WHAT TO PRODUCE - Repeat all of the material exactly as given.

++++++++

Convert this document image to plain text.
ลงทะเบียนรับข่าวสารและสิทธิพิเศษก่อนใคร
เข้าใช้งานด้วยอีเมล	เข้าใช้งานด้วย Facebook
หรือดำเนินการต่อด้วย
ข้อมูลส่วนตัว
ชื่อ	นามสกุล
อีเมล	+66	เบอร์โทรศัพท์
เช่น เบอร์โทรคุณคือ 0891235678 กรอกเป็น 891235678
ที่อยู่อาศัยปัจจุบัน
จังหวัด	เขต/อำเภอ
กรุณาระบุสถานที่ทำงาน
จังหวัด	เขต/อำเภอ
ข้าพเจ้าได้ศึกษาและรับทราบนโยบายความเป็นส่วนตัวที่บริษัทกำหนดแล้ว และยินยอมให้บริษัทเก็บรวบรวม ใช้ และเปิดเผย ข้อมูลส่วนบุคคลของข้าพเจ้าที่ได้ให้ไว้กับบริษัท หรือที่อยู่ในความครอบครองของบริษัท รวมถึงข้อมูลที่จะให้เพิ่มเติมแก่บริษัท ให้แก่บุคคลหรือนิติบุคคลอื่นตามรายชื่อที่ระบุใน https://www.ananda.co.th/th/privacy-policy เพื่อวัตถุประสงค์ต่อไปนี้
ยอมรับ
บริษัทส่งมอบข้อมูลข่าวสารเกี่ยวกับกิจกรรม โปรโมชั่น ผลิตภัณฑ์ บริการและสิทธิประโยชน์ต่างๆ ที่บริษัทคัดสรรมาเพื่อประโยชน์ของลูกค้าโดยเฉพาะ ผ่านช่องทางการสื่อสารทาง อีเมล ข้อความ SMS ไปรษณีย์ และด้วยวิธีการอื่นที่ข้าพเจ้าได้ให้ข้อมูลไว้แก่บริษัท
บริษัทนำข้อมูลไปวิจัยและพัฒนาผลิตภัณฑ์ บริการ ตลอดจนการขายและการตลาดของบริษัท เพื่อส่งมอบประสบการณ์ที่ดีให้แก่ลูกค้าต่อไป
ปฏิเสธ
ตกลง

++++++++

SOLUTION TO THIS TASK -
Convert this document image to plain text.
ลงทะเบียนรับข่าวสารและสิทธิพิเศษก่อนใคร
เข้าใช้งานด้วยอีเมล	เข้าใช้งานด้วย Facebook
หรือดำเนินการต่อด้วย
ข้อมูลส่วนตัว
ชื่อ	นามสกุล
อีเมล	+66	เบอร์โทรศัพท์
เช่น เบอร์โทรคุณคือ 0891235678 กรอกเป็น 891235678
ที่อยู่อาศัยปัจจุบัน
จังหวัด	เขต/อำเภอ
กรุณาระบุสถานที่ทำงาน
จังหวัด	เขต/อำเภอ
ข้าพเจ้าได้ศึกษาและรับทราบนโยบายความเป็นส่วนตัวที่บริษัทกำหนดแล้ว และยินยอมให้บริษัทเก็บรวบรวม ใช้ และเปิดเผย ข้อมูลส่วนบุคคลของข้าพเจ้าที่ได้ให้ไว้กับบริษัท หรือที่อยู่ในความครอบครองของบริษัท รวมถึงข้อมูลที่จะให้เพิ่มเติมแก่บริษัท ให้แก่บุคคลหรือนิติบุคคลอื่นตามรายชื่อที่ระบุใน https://www.ananda.co.th/th/privacy-policy เพื่อวัตถุประสงค์ต่อไปนี้
ยอมรับ
บริษัทส่งมอบข้อมูลข่าวสารเกี่ยวกับกิจกรรม โปรโมชั่น ผลิตภัณฑ์ บริการและสิทธิประโยชน์ต่างๆ ที่บริษัทคัดสรรมาเพื่อประโยชน์ของลูกค้าโดยเฉพาะ ผ่านช่องทางการสื่อสารทาง อีเมล ข้อความ SMS ไปรษณีย์ และด้วยวิธีการอื่นที่ข้าพเจ้าได้ให้ข้อมูลไว้แก่บริษัท
บริษัทนำข้อมูลไปวิจัยและพัฒนาผลิตภัณฑ์ บริการ ตลอดจนการขายและการตลาดของบริษัท เพื่อส่งมอบประสบการณ์ที่ดีให้แก่ลูกค้าต่อไป
ปฏิเสธ
ตกลง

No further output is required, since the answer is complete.